====== Records shown ======

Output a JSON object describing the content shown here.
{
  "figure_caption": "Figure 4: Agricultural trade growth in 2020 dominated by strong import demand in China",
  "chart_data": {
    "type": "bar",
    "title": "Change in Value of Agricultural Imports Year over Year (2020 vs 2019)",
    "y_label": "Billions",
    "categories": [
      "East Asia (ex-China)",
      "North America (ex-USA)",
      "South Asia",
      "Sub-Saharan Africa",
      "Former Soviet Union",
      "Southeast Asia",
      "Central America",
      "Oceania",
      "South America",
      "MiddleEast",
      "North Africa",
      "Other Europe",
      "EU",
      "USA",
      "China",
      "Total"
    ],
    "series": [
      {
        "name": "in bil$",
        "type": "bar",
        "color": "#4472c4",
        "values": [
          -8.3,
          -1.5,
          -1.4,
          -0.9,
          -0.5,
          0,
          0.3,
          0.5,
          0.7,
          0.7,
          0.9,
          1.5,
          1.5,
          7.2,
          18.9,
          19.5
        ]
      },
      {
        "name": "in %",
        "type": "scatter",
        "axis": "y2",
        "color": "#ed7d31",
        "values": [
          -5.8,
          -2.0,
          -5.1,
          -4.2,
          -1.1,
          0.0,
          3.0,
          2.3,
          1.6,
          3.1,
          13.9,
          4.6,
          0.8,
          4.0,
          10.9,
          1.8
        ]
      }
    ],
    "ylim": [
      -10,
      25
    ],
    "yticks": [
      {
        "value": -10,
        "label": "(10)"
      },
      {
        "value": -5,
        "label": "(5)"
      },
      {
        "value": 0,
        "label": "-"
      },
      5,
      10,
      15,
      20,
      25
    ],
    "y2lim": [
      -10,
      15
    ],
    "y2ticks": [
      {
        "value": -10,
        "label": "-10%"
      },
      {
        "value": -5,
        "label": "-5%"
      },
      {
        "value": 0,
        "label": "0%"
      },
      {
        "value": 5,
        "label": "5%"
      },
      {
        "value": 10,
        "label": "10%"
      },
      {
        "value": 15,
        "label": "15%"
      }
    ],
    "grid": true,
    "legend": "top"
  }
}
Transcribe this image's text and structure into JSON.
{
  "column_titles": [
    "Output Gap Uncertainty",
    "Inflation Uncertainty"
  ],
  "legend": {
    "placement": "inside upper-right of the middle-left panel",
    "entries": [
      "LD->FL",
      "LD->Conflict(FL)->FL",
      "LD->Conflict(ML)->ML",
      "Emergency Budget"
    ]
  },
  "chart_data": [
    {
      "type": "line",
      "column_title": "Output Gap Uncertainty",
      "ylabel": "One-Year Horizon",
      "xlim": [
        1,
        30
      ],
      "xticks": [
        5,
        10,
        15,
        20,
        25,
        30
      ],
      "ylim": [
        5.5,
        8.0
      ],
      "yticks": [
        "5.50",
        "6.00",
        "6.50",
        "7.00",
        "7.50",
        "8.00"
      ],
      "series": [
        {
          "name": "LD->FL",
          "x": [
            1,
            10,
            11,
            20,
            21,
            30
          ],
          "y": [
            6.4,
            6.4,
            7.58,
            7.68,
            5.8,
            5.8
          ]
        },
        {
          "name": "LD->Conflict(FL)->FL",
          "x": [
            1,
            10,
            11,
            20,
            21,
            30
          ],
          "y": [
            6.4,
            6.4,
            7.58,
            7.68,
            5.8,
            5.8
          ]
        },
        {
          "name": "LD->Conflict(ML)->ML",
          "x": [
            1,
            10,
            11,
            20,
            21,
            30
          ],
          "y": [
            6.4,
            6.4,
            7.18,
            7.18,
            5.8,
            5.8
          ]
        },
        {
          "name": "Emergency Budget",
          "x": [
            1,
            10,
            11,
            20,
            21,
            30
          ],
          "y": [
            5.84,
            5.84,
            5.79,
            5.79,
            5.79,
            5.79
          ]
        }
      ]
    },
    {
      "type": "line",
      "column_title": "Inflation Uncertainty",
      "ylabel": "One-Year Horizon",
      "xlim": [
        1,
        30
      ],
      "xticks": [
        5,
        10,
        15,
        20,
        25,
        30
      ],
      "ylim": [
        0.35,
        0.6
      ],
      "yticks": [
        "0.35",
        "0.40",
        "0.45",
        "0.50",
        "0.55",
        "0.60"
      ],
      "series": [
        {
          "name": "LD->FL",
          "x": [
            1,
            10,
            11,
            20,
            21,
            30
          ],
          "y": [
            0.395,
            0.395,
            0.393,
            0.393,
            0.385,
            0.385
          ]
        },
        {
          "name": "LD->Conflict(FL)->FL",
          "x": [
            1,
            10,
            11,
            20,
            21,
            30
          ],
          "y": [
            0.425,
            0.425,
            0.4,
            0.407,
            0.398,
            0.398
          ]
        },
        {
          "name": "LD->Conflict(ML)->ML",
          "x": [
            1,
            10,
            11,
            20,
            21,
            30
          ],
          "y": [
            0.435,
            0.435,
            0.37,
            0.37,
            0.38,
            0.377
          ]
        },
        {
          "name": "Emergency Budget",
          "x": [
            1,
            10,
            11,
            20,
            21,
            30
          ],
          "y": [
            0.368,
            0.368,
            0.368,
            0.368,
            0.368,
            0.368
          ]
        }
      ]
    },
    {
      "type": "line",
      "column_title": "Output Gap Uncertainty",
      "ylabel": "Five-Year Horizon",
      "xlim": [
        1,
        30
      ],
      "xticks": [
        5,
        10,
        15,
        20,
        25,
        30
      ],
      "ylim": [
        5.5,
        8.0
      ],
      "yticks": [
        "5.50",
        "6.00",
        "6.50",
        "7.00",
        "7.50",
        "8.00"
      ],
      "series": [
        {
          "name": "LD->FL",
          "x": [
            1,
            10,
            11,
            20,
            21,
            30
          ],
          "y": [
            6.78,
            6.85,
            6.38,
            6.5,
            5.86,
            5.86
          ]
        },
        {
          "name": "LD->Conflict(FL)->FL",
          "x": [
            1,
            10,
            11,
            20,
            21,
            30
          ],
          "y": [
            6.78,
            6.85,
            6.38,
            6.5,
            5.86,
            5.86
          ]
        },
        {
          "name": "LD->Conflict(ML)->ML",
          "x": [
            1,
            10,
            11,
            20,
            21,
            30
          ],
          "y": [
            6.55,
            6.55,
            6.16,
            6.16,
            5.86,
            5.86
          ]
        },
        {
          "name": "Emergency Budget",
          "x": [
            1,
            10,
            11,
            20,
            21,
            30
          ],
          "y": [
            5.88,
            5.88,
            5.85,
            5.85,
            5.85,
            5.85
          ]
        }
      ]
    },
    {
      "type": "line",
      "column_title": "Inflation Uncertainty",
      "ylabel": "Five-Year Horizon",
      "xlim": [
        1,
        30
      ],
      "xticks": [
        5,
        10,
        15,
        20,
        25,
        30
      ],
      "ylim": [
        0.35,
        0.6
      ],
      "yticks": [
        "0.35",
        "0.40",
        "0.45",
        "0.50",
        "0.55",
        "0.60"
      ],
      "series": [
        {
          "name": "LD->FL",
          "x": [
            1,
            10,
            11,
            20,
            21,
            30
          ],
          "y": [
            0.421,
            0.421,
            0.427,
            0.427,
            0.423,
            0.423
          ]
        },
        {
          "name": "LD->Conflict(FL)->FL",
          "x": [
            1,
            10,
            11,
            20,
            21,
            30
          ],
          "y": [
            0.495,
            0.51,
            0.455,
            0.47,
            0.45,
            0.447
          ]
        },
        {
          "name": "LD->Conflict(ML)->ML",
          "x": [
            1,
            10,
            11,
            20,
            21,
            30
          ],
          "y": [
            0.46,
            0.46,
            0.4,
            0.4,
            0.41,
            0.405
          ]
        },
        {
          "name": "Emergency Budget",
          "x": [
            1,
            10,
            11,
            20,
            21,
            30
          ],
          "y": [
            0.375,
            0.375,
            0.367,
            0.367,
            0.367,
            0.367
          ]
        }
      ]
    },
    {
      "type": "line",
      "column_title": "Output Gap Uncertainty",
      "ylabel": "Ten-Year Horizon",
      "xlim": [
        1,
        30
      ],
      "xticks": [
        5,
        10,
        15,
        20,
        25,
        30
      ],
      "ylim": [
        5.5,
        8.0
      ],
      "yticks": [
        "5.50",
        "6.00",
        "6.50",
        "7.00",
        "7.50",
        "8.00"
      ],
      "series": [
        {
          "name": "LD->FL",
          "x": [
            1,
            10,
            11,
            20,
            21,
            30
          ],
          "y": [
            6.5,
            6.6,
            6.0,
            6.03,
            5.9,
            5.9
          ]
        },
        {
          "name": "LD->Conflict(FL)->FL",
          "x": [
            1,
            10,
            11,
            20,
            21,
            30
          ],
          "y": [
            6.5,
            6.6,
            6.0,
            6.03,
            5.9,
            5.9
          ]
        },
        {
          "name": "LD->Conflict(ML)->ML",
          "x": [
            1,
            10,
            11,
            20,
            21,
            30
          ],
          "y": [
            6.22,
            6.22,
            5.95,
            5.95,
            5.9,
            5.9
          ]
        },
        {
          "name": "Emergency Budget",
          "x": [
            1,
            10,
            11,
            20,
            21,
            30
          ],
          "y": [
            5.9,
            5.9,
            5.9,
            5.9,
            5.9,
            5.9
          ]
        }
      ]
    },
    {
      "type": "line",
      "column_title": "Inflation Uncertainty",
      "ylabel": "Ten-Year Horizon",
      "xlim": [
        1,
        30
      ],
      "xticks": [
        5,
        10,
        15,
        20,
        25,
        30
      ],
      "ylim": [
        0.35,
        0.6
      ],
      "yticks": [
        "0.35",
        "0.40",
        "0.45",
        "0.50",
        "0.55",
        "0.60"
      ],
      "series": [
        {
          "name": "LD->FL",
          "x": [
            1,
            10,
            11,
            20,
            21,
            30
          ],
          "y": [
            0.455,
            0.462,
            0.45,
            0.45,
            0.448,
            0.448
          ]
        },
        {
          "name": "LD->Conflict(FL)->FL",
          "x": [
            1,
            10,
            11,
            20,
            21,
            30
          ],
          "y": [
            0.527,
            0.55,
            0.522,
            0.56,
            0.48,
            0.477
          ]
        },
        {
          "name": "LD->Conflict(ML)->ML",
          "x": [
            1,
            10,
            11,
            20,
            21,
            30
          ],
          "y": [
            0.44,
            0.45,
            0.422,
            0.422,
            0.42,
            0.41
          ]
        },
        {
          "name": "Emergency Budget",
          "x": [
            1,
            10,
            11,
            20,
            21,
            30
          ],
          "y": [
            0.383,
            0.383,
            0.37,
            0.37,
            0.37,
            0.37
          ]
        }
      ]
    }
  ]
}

======

▶ _Aim of the exercise_: In the listing, find every line containing the word "JSON" and list it.

▶ _Reply_:
Output a JSON object describing the content shown here.
Transcribe this image's text and structure into JSON.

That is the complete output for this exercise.